----- Input

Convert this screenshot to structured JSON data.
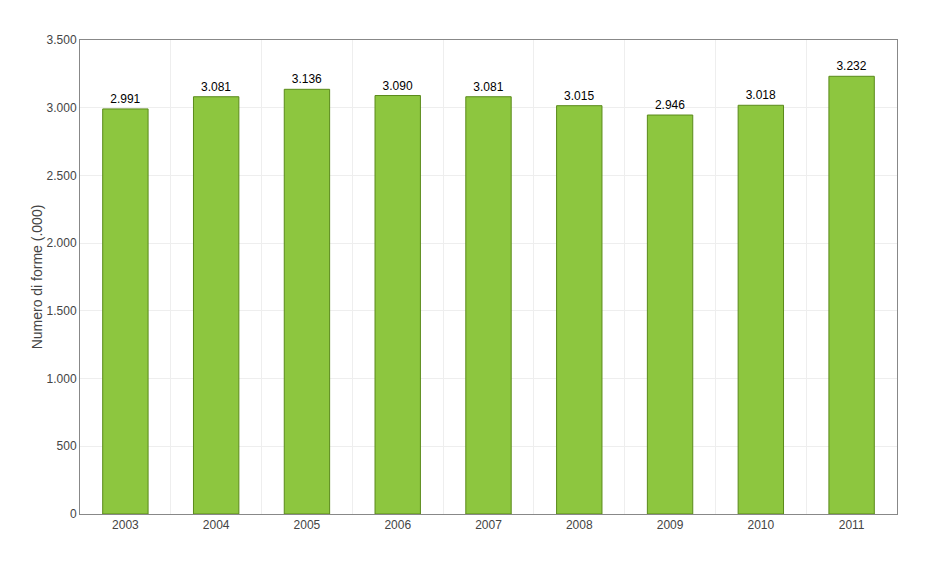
{
  "chart_data": {
    "type": "bar",
    "y_label": "Numero di forme (.000)",
    "categories": [
      "2003",
      "2004",
      "2005",
      "2006",
      "2007",
      "2008",
      "2009",
      "2010",
      "2011"
    ],
    "values": [
      2991,
      3081,
      3136,
      3090,
      3081,
      3015,
      2946,
      3018,
      3232
    ],
    "value_labels": [
      "2.991",
      "3.081",
      "3.136",
      "3.090",
      "3.081",
      "3.015",
      "2.946",
      "3.018",
      "3.232"
    ],
    "data_labels": true,
    "color": "#8dc63f",
    "ylim": [
      0,
      3500
    ],
    "yticks": [
      0,
      500,
      {
        "value": 1000,
        "label": "1.000"
      },
      {
        "value": 1500,
        "label": "1.500"
      },
      {
        "value": 2000,
        "label": "2.000"
      },
      {
        "value": 2500,
        "label": "2.500"
      },
      {
        "value": 3000,
        "label": "3.000"
      },
      {
        "value": 3500,
        "label": "3.500"
      }
    ],
    "grid": true
  }
}
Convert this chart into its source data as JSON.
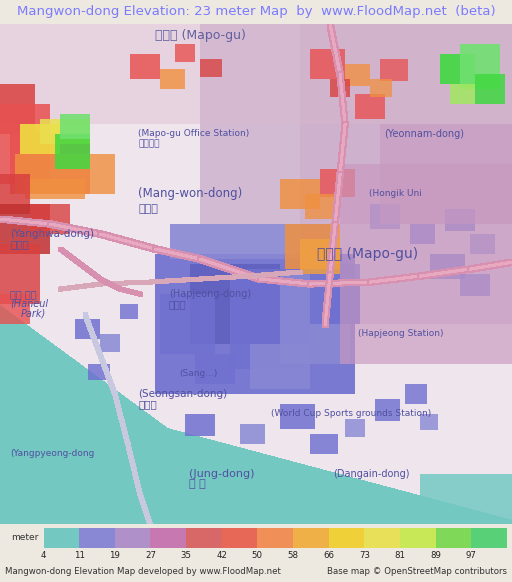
{
  "title": "Mangwon-dong Elevation: 23 meter Map  by  www.FloodMap.net  (beta)",
  "title_color": "#7b7bff",
  "title_fontsize": 9.5,
  "bg_color": "#ede8e0",
  "colorbar_values": [
    4,
    11,
    19,
    27,
    35,
    42,
    50,
    58,
    66,
    73,
    81,
    89,
    97
  ],
  "colorbar_colors": [
    "#74c8c2",
    "#8888d4",
    "#b090c8",
    "#c878b0",
    "#d86868",
    "#e86858",
    "#f09058",
    "#f0b048",
    "#f0d038",
    "#e8e058",
    "#c8e858",
    "#80d858",
    "#58d078"
  ],
  "footer_left": "Mangwon-dong Elevation Map developed by www.FloodMap.net",
  "footer_right": "Base map © OpenStreetMap contributors",
  "footer_fontsize": 6.2,
  "ylabel_text": "meter"
}
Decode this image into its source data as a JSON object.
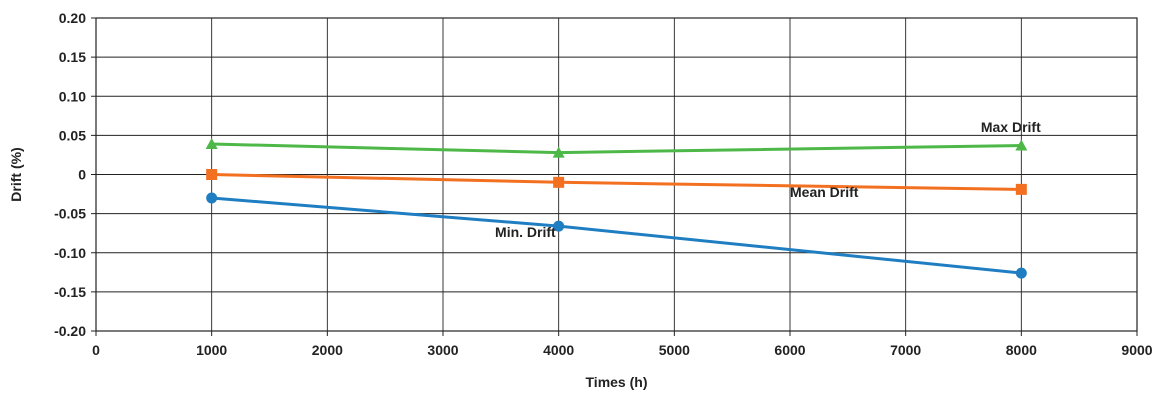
{
  "chart_data": {
    "type": "line",
    "title": "",
    "xlabel": "Times (h)",
    "ylabel": "Drift (%)",
    "xlim": [
      0,
      9000
    ],
    "ylim": [
      -0.2,
      0.2
    ],
    "x_ticks": [
      0,
      1000,
      2000,
      3000,
      4000,
      5000,
      6000,
      7000,
      8000,
      9000
    ],
    "x_tick_labels": [
      "0",
      "1000",
      "2000",
      "3000",
      "4000",
      "5000",
      "6000",
      "7000",
      "8000",
      "9000"
    ],
    "y_ticks": [
      0.2,
      0.15,
      0.1,
      0.05,
      0,
      -0.05,
      -0.1,
      -0.15,
      -0.2
    ],
    "y_tick_labels": [
      "0.20",
      "0.15",
      "0.10",
      "0.05",
      "0",
      "-0.05",
      "-0.10",
      "-0.15",
      "-0.20"
    ],
    "grid": true,
    "x": [
      1000,
      4000,
      8000
    ],
    "series": [
      {
        "name": "Max Drift",
        "values": [
          0.039,
          0.028,
          0.037
        ],
        "color": "#4db848",
        "marker": "triangle"
      },
      {
        "name": "Mean Drift",
        "values": [
          0.0,
          -0.01,
          -0.019
        ],
        "color": "#f37021",
        "marker": "square"
      },
      {
        "name": "Min. Drift",
        "values": [
          -0.03,
          -0.066,
          -0.126
        ],
        "color": "#1f7ec2",
        "marker": "circle"
      }
    ],
    "annotation_anchors": [
      {
        "text": "Max Drift",
        "x": 7650,
        "y": 0.054
      },
      {
        "text": "Mean Drift",
        "x": 6000,
        "y": -0.029
      },
      {
        "text": "Min. Drift",
        "x": 3450,
        "y": -0.08
      }
    ]
  }
}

----------

Report the number of lines that include the string "Elevation"; return nothing but the count.

2